# INSTRUCTION:
Collect all lines containing the word "text" from the data.

# PROVIDED RECORDS:
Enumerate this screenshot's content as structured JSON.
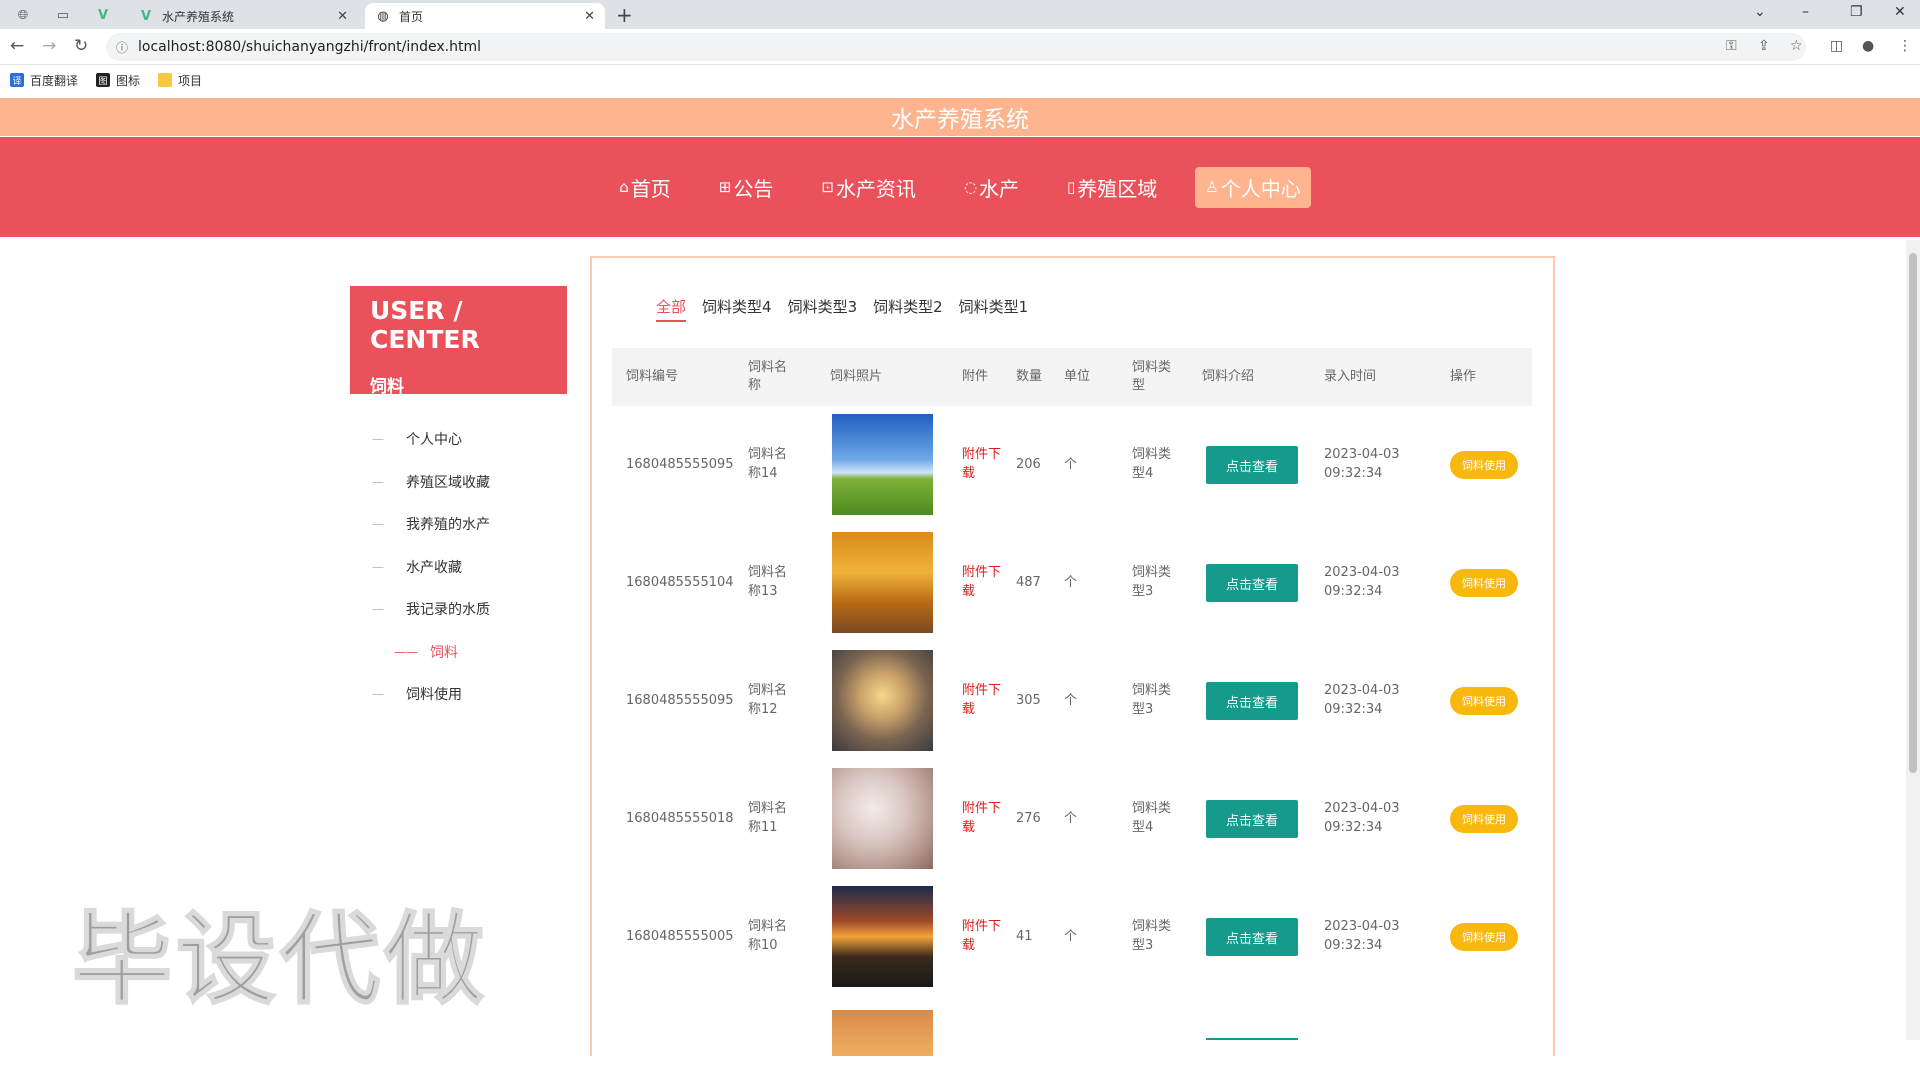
{
  "browser": {
    "tabs": [
      {
        "title": "水产养殖系统",
        "icon": "vue-logo-icon"
      },
      {
        "title": "首页",
        "icon": "globe-icon"
      }
    ],
    "url": "localhost:8080/shuichanyangzhi/front/index.html",
    "bookmarks": [
      {
        "label": "百度翻译",
        "color": "#2a6fdb",
        "glyph": "译"
      },
      {
        "label": "图标",
        "color": "#222222",
        "glyph": "图"
      },
      {
        "label": "项目",
        "color": "#f5c842",
        "glyph": ""
      }
    ]
  },
  "site": {
    "title": "水产养殖系统",
    "nav": [
      {
        "label": "首页",
        "icon": "⌂"
      },
      {
        "label": "公告",
        "icon": "⊞"
      },
      {
        "label": "水产资讯",
        "icon": "⊡"
      },
      {
        "label": "水产",
        "icon": "◌"
      },
      {
        "label": "养殖区域",
        "icon": "▯"
      },
      {
        "label": "个人中心",
        "icon": "♙"
      }
    ],
    "colors": {
      "primary": "#e9525a",
      "accent": "#fdb48f",
      "view_button": "#159a8c",
      "use_button": "#f9b80d"
    }
  },
  "sidebar": {
    "heading": "USER / CENTER",
    "subheading": "饲料",
    "items": [
      "个人中心",
      "养殖区域收藏",
      "我养殖的水产",
      "水产收藏",
      "我记录的水质",
      "饲料",
      "饲料使用"
    ],
    "active_index": 5
  },
  "filters": {
    "items": [
      "全部",
      "饲料类型4",
      "饲料类型3",
      "饲料类型2",
      "饲料类型1"
    ],
    "active_index": 0
  },
  "table": {
    "headers": [
      "饲料编号",
      "饲料名称",
      "饲料照片",
      "附件",
      "数量",
      "单位",
      "饲料类型",
      "饲料介绍",
      "录入时间",
      "操作"
    ],
    "rows": [
      {
        "code": "1680485555095",
        "name": "饲料名称14",
        "photo": "meadow-sky",
        "attach": "附件下载",
        "qty": "206",
        "unit": "个",
        "type": "饲料类型4",
        "intro": "点击查看",
        "time": "2023-04-03 09:32:34",
        "op": "饲料使用"
      },
      {
        "code": "1680485555104",
        "name": "饲料名称13",
        "photo": "autumn-trees",
        "attach": "附件下载",
        "qty": "487",
        "unit": "个",
        "type": "饲料类型3",
        "intro": "点击查看",
        "time": "2023-04-03 09:32:34",
        "op": "饲料使用"
      },
      {
        "code": "1680485555095",
        "name": "饲料名称12",
        "photo": "fisheye-sunset",
        "attach": "附件下载",
        "qty": "305",
        "unit": "个",
        "type": "饲料类型3",
        "intro": "点击查看",
        "time": "2023-04-03 09:32:34",
        "op": "饲料使用"
      },
      {
        "code": "1680485555018",
        "name": "饲料名称11",
        "photo": "blossom-branch",
        "attach": "附件下载",
        "qty": "276",
        "unit": "个",
        "type": "饲料类型4",
        "intro": "点击查看",
        "time": "2023-04-03 09:32:34",
        "op": "饲料使用"
      },
      {
        "code": "1680485555005",
        "name": "饲料名称10",
        "photo": "road-sunset",
        "attach": "附件下载",
        "qty": "41",
        "unit": "个",
        "type": "饲料类型3",
        "intro": "点击查看",
        "time": "2023-04-03 09:32:34",
        "op": "饲料使用"
      }
    ]
  },
  "watermark": "毕设代做"
}
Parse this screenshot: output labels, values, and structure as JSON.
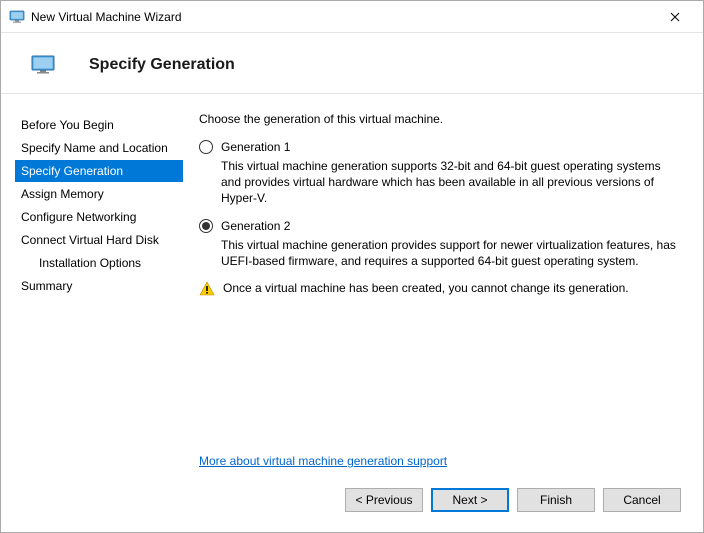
{
  "titlebar": {
    "title": "New Virtual Machine Wizard"
  },
  "header": {
    "title": "Specify Generation"
  },
  "sidebar": {
    "items": [
      {
        "label": "Before You Begin"
      },
      {
        "label": "Specify Name and Location"
      },
      {
        "label": "Specify Generation"
      },
      {
        "label": "Assign Memory"
      },
      {
        "label": "Configure Networking"
      },
      {
        "label": "Connect Virtual Hard Disk"
      },
      {
        "label": "Installation Options"
      },
      {
        "label": "Summary"
      }
    ]
  },
  "content": {
    "intro": "Choose the generation of this virtual machine.",
    "gen1": {
      "label": "Generation 1",
      "desc": "This virtual machine generation supports 32-bit and 64-bit guest operating systems and provides virtual hardware which has been available in all previous versions of Hyper-V."
    },
    "gen2": {
      "label": "Generation 2",
      "desc": "This virtual machine generation provides support for newer virtualization features, has UEFI-based firmware, and requires a supported 64-bit guest operating system."
    },
    "warning": "Once a virtual machine has been created, you cannot change its generation.",
    "link": "More about virtual machine generation support"
  },
  "buttons": {
    "previous": "< Previous",
    "next": "Next >",
    "finish": "Finish",
    "cancel": "Cancel"
  }
}
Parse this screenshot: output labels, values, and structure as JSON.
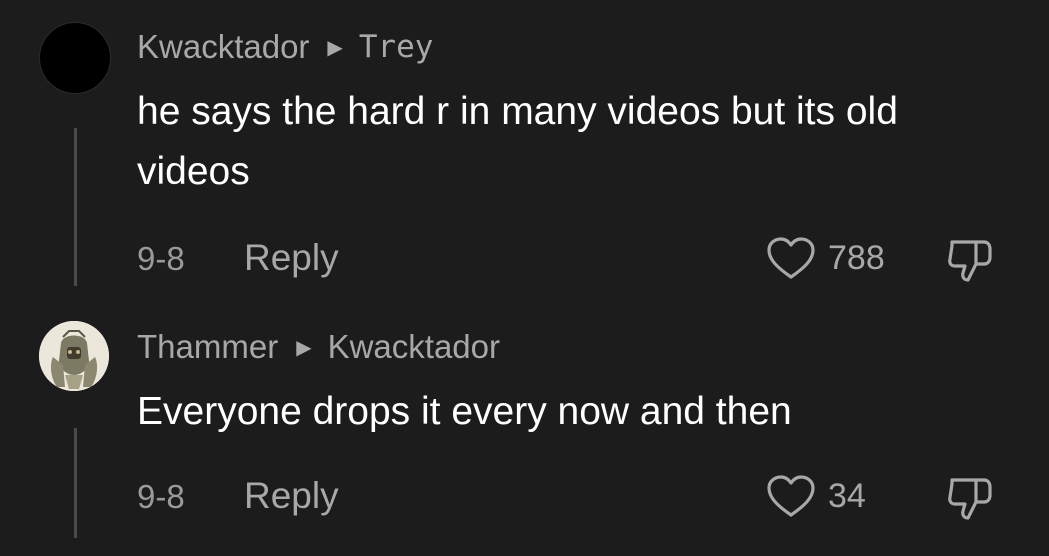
{
  "comments": [
    {
      "author": "Kwacktador",
      "reply_to": "Trey",
      "text": "he says the hard r in many videos but its old videos",
      "date": "9-8",
      "reply_label": "Reply",
      "likes": "788"
    },
    {
      "author": "Thammer",
      "reply_to": "Kwacktador",
      "text": "Everyone drops it every now and then",
      "date": "9-8",
      "reply_label": "Reply",
      "likes": "34"
    }
  ],
  "icons": {
    "reply_arrow": "triangle-right-icon",
    "like": "heart-icon",
    "dislike": "thumbs-down-icon"
  },
  "colors": {
    "background": "#1c1c1c",
    "text": "#ffffff",
    "muted": "#a8a8a8"
  }
}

# EXERCISE SOLUTION:
      "text": "he says the hard r in many videos but its old videos",
      "text": "Everyone drops it every now and then",
    "text": "#ffffff",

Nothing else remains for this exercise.